=== WORK TO BE COMPLETED ===
Show each line that has the string "Output" in it.

=== Collected data entries ===
================

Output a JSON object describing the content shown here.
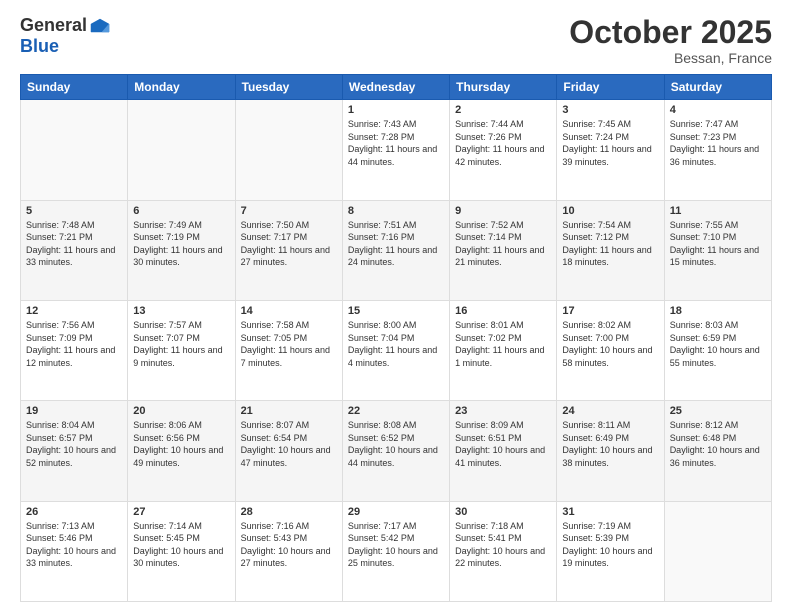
{
  "header": {
    "logo_general": "General",
    "logo_blue": "Blue",
    "month": "October 2025",
    "location": "Bessan, France"
  },
  "weekdays": [
    "Sunday",
    "Monday",
    "Tuesday",
    "Wednesday",
    "Thursday",
    "Friday",
    "Saturday"
  ],
  "weeks": [
    [
      {
        "day": "",
        "sunrise": "",
        "sunset": "",
        "daylight": ""
      },
      {
        "day": "",
        "sunrise": "",
        "sunset": "",
        "daylight": ""
      },
      {
        "day": "",
        "sunrise": "",
        "sunset": "",
        "daylight": ""
      },
      {
        "day": "1",
        "sunrise": "Sunrise: 7:43 AM",
        "sunset": "Sunset: 7:28 PM",
        "daylight": "Daylight: 11 hours and 44 minutes."
      },
      {
        "day": "2",
        "sunrise": "Sunrise: 7:44 AM",
        "sunset": "Sunset: 7:26 PM",
        "daylight": "Daylight: 11 hours and 42 minutes."
      },
      {
        "day": "3",
        "sunrise": "Sunrise: 7:45 AM",
        "sunset": "Sunset: 7:24 PM",
        "daylight": "Daylight: 11 hours and 39 minutes."
      },
      {
        "day": "4",
        "sunrise": "Sunrise: 7:47 AM",
        "sunset": "Sunset: 7:23 PM",
        "daylight": "Daylight: 11 hours and 36 minutes."
      }
    ],
    [
      {
        "day": "5",
        "sunrise": "Sunrise: 7:48 AM",
        "sunset": "Sunset: 7:21 PM",
        "daylight": "Daylight: 11 hours and 33 minutes."
      },
      {
        "day": "6",
        "sunrise": "Sunrise: 7:49 AM",
        "sunset": "Sunset: 7:19 PM",
        "daylight": "Daylight: 11 hours and 30 minutes."
      },
      {
        "day": "7",
        "sunrise": "Sunrise: 7:50 AM",
        "sunset": "Sunset: 7:17 PM",
        "daylight": "Daylight: 11 hours and 27 minutes."
      },
      {
        "day": "8",
        "sunrise": "Sunrise: 7:51 AM",
        "sunset": "Sunset: 7:16 PM",
        "daylight": "Daylight: 11 hours and 24 minutes."
      },
      {
        "day": "9",
        "sunrise": "Sunrise: 7:52 AM",
        "sunset": "Sunset: 7:14 PM",
        "daylight": "Daylight: 11 hours and 21 minutes."
      },
      {
        "day": "10",
        "sunrise": "Sunrise: 7:54 AM",
        "sunset": "Sunset: 7:12 PM",
        "daylight": "Daylight: 11 hours and 18 minutes."
      },
      {
        "day": "11",
        "sunrise": "Sunrise: 7:55 AM",
        "sunset": "Sunset: 7:10 PM",
        "daylight": "Daylight: 11 hours and 15 minutes."
      }
    ],
    [
      {
        "day": "12",
        "sunrise": "Sunrise: 7:56 AM",
        "sunset": "Sunset: 7:09 PM",
        "daylight": "Daylight: 11 hours and 12 minutes."
      },
      {
        "day": "13",
        "sunrise": "Sunrise: 7:57 AM",
        "sunset": "Sunset: 7:07 PM",
        "daylight": "Daylight: 11 hours and 9 minutes."
      },
      {
        "day": "14",
        "sunrise": "Sunrise: 7:58 AM",
        "sunset": "Sunset: 7:05 PM",
        "daylight": "Daylight: 11 hours and 7 minutes."
      },
      {
        "day": "15",
        "sunrise": "Sunrise: 8:00 AM",
        "sunset": "Sunset: 7:04 PM",
        "daylight": "Daylight: 11 hours and 4 minutes."
      },
      {
        "day": "16",
        "sunrise": "Sunrise: 8:01 AM",
        "sunset": "Sunset: 7:02 PM",
        "daylight": "Daylight: 11 hours and 1 minute."
      },
      {
        "day": "17",
        "sunrise": "Sunrise: 8:02 AM",
        "sunset": "Sunset: 7:00 PM",
        "daylight": "Daylight: 10 hours and 58 minutes."
      },
      {
        "day": "18",
        "sunrise": "Sunrise: 8:03 AM",
        "sunset": "Sunset: 6:59 PM",
        "daylight": "Daylight: 10 hours and 55 minutes."
      }
    ],
    [
      {
        "day": "19",
        "sunrise": "Sunrise: 8:04 AM",
        "sunset": "Sunset: 6:57 PM",
        "daylight": "Daylight: 10 hours and 52 minutes."
      },
      {
        "day": "20",
        "sunrise": "Sunrise: 8:06 AM",
        "sunset": "Sunset: 6:56 PM",
        "daylight": "Daylight: 10 hours and 49 minutes."
      },
      {
        "day": "21",
        "sunrise": "Sunrise: 8:07 AM",
        "sunset": "Sunset: 6:54 PM",
        "daylight": "Daylight: 10 hours and 47 minutes."
      },
      {
        "day": "22",
        "sunrise": "Sunrise: 8:08 AM",
        "sunset": "Sunset: 6:52 PM",
        "daylight": "Daylight: 10 hours and 44 minutes."
      },
      {
        "day": "23",
        "sunrise": "Sunrise: 8:09 AM",
        "sunset": "Sunset: 6:51 PM",
        "daylight": "Daylight: 10 hours and 41 minutes."
      },
      {
        "day": "24",
        "sunrise": "Sunrise: 8:11 AM",
        "sunset": "Sunset: 6:49 PM",
        "daylight": "Daylight: 10 hours and 38 minutes."
      },
      {
        "day": "25",
        "sunrise": "Sunrise: 8:12 AM",
        "sunset": "Sunset: 6:48 PM",
        "daylight": "Daylight: 10 hours and 36 minutes."
      }
    ],
    [
      {
        "day": "26",
        "sunrise": "Sunrise: 7:13 AM",
        "sunset": "Sunset: 5:46 PM",
        "daylight": "Daylight: 10 hours and 33 minutes."
      },
      {
        "day": "27",
        "sunrise": "Sunrise: 7:14 AM",
        "sunset": "Sunset: 5:45 PM",
        "daylight": "Daylight: 10 hours and 30 minutes."
      },
      {
        "day": "28",
        "sunrise": "Sunrise: 7:16 AM",
        "sunset": "Sunset: 5:43 PM",
        "daylight": "Daylight: 10 hours and 27 minutes."
      },
      {
        "day": "29",
        "sunrise": "Sunrise: 7:17 AM",
        "sunset": "Sunset: 5:42 PM",
        "daylight": "Daylight: 10 hours and 25 minutes."
      },
      {
        "day": "30",
        "sunrise": "Sunrise: 7:18 AM",
        "sunset": "Sunset: 5:41 PM",
        "daylight": "Daylight: 10 hours and 22 minutes."
      },
      {
        "day": "31",
        "sunrise": "Sunrise: 7:19 AM",
        "sunset": "Sunset: 5:39 PM",
        "daylight": "Daylight: 10 hours and 19 minutes."
      },
      {
        "day": "",
        "sunrise": "",
        "sunset": "",
        "daylight": ""
      }
    ]
  ]
}
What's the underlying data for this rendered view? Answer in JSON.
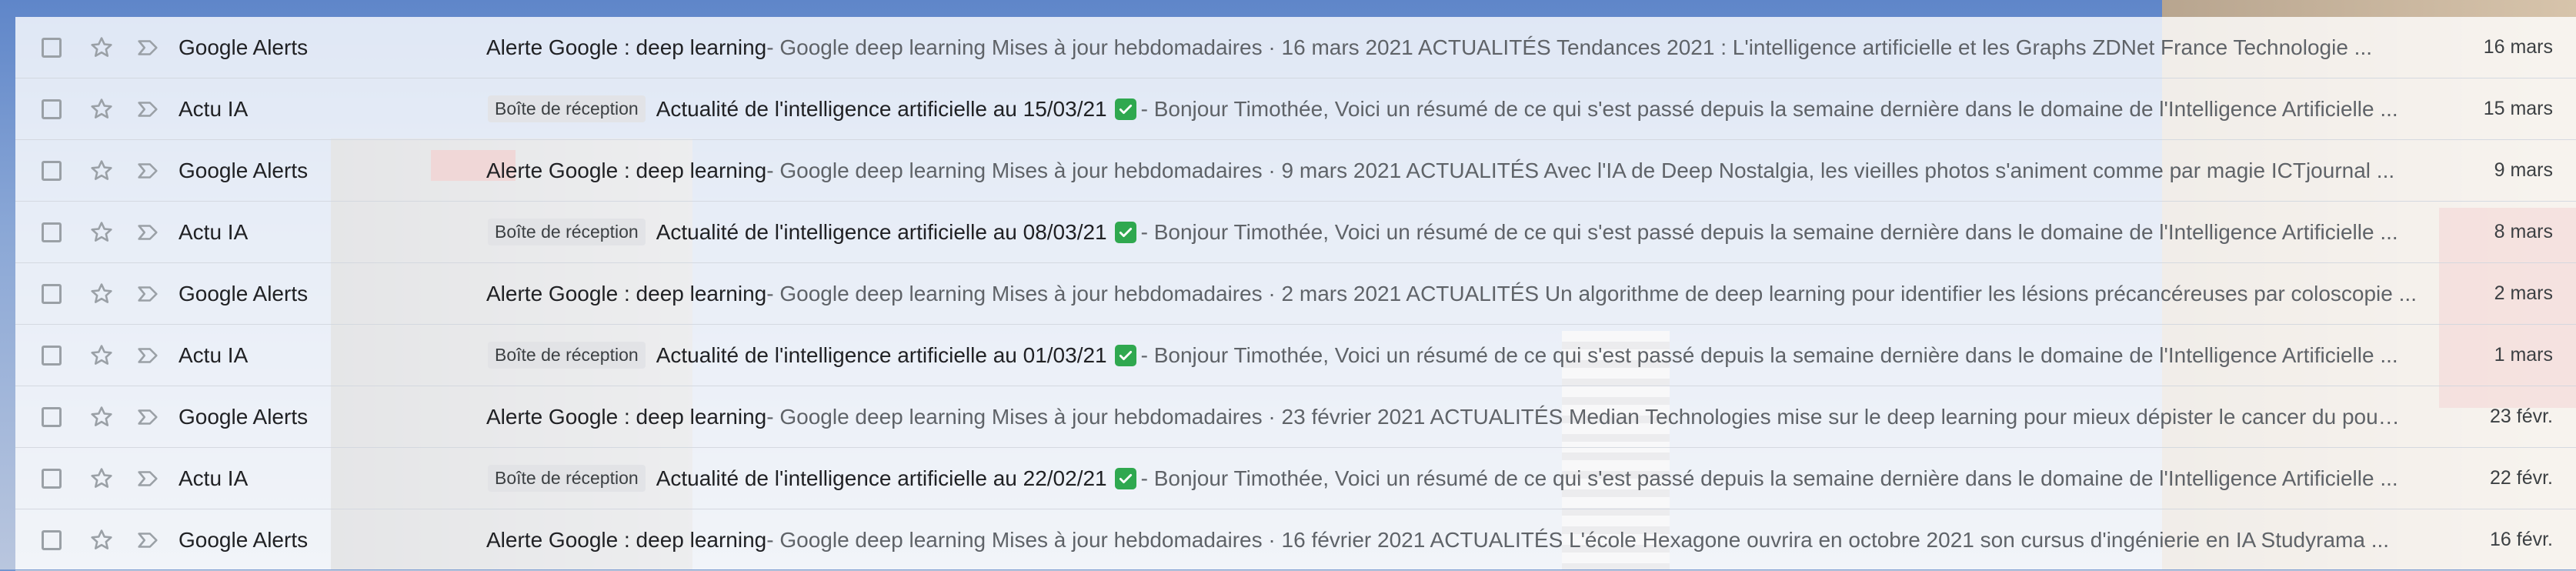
{
  "colors": {
    "accent_check": "#2fa84f",
    "label_bg": "#e1e3e6",
    "snippet_text": "#5f6368"
  },
  "icons": {
    "checkbox": "checkbox-icon",
    "star": "star-icon",
    "importance": "importance-marker-icon",
    "check": "check-mark-icon"
  },
  "emails": [
    {
      "sender": "Google Alerts",
      "label": "",
      "subject": "Alerte Google : deep learning",
      "check": false,
      "snippet": " - Google deep learning Mises à jour hebdomadaires · 16 mars 2021 ACTUALITÉS Tendances 2021 : L'intelligence artificielle et les Graphs ZDNet France Technologie ...",
      "date": "16 mars"
    },
    {
      "sender": "Actu IA",
      "label": "Boîte de réception",
      "subject": "Actualité de l'intelligence artificielle au 15/03/21",
      "check": true,
      "snippet": " - Bonjour Timothée, Voici un résumé de ce qui s'est passé depuis la semaine dernière dans le domaine de l'Intelligence Artificielle ...",
      "date": "15 mars"
    },
    {
      "sender": "Google Alerts",
      "label": "",
      "subject": "Alerte Google : deep learning",
      "check": false,
      "snippet": " - Google deep learning Mises à jour hebdomadaires · 9 mars 2021 ACTUALITÉS Avec l'IA de Deep Nostalgia, les vieilles photos s'animent comme par magie ICTjournal ...",
      "date": "9 mars"
    },
    {
      "sender": "Actu IA",
      "label": "Boîte de réception",
      "subject": "Actualité de l'intelligence artificielle au 08/03/21",
      "check": true,
      "snippet": " - Bonjour Timothée, Voici un résumé de ce qui s'est passé depuis la semaine dernière dans le domaine de l'Intelligence Artificielle ...",
      "date": "8 mars"
    },
    {
      "sender": "Google Alerts",
      "label": "",
      "subject": "Alerte Google : deep learning",
      "check": false,
      "snippet": " - Google deep learning Mises à jour hebdomadaires · 2 mars 2021 ACTUALITÉS Un algorithme de deep learning pour identifier les lésions précancéreuses par coloscopie ...",
      "date": "2 mars"
    },
    {
      "sender": "Actu IA",
      "label": "Boîte de réception",
      "subject": "Actualité de l'intelligence artificielle au 01/03/21",
      "check": true,
      "snippet": " - Bonjour Timothée, Voici un résumé de ce qui s'est passé depuis la semaine dernière dans le domaine de l'Intelligence Artificielle ...",
      "date": "1 mars"
    },
    {
      "sender": "Google Alerts",
      "label": "",
      "subject": "Alerte Google : deep learning",
      "check": false,
      "snippet": " - Google deep learning Mises à jour hebdomadaires · 23 février 2021 ACTUALITÉS Median Technologies mise sur le deep learning pour mieux dépister le cancer du poumon ...",
      "date": "23 févr."
    },
    {
      "sender": "Actu IA",
      "label": "Boîte de réception",
      "subject": "Actualité de l'intelligence artificielle au 22/02/21",
      "check": true,
      "snippet": " - Bonjour Timothée, Voici un résumé de ce qui s'est passé depuis la semaine dernière dans le domaine de l'Intelligence Artificielle ...",
      "date": "22 févr."
    },
    {
      "sender": "Google Alerts",
      "label": "",
      "subject": "Alerte Google : deep learning",
      "check": false,
      "snippet": " - Google deep learning Mises à jour hebdomadaires · 16 février 2021 ACTUALITÉS L'école Hexagone ouvrira en octobre 2021 son cursus d'ingénierie en IA Studyrama ...",
      "date": "16 févr."
    }
  ]
}
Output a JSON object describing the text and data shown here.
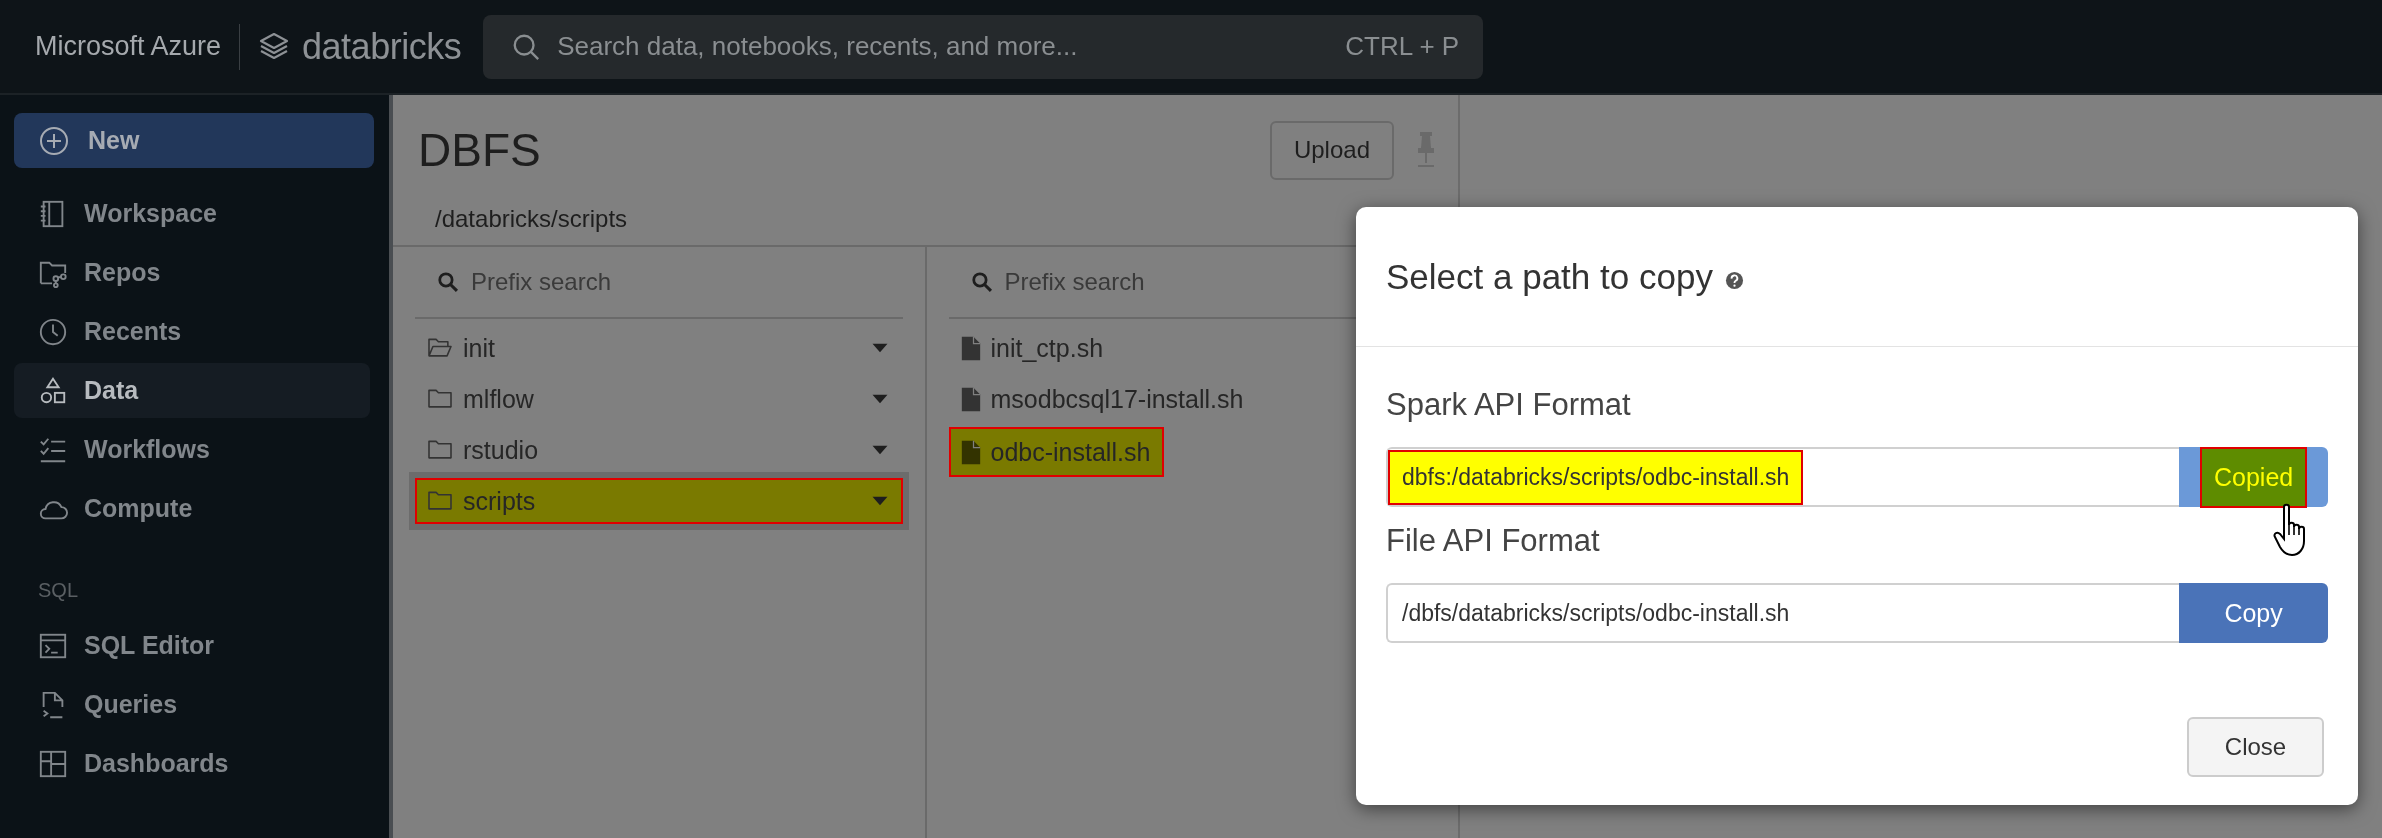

================

=== EXERCISE RESULT ===
Output a JSON object describing the content shown here.
Output a JSON object describing the text and data shown here.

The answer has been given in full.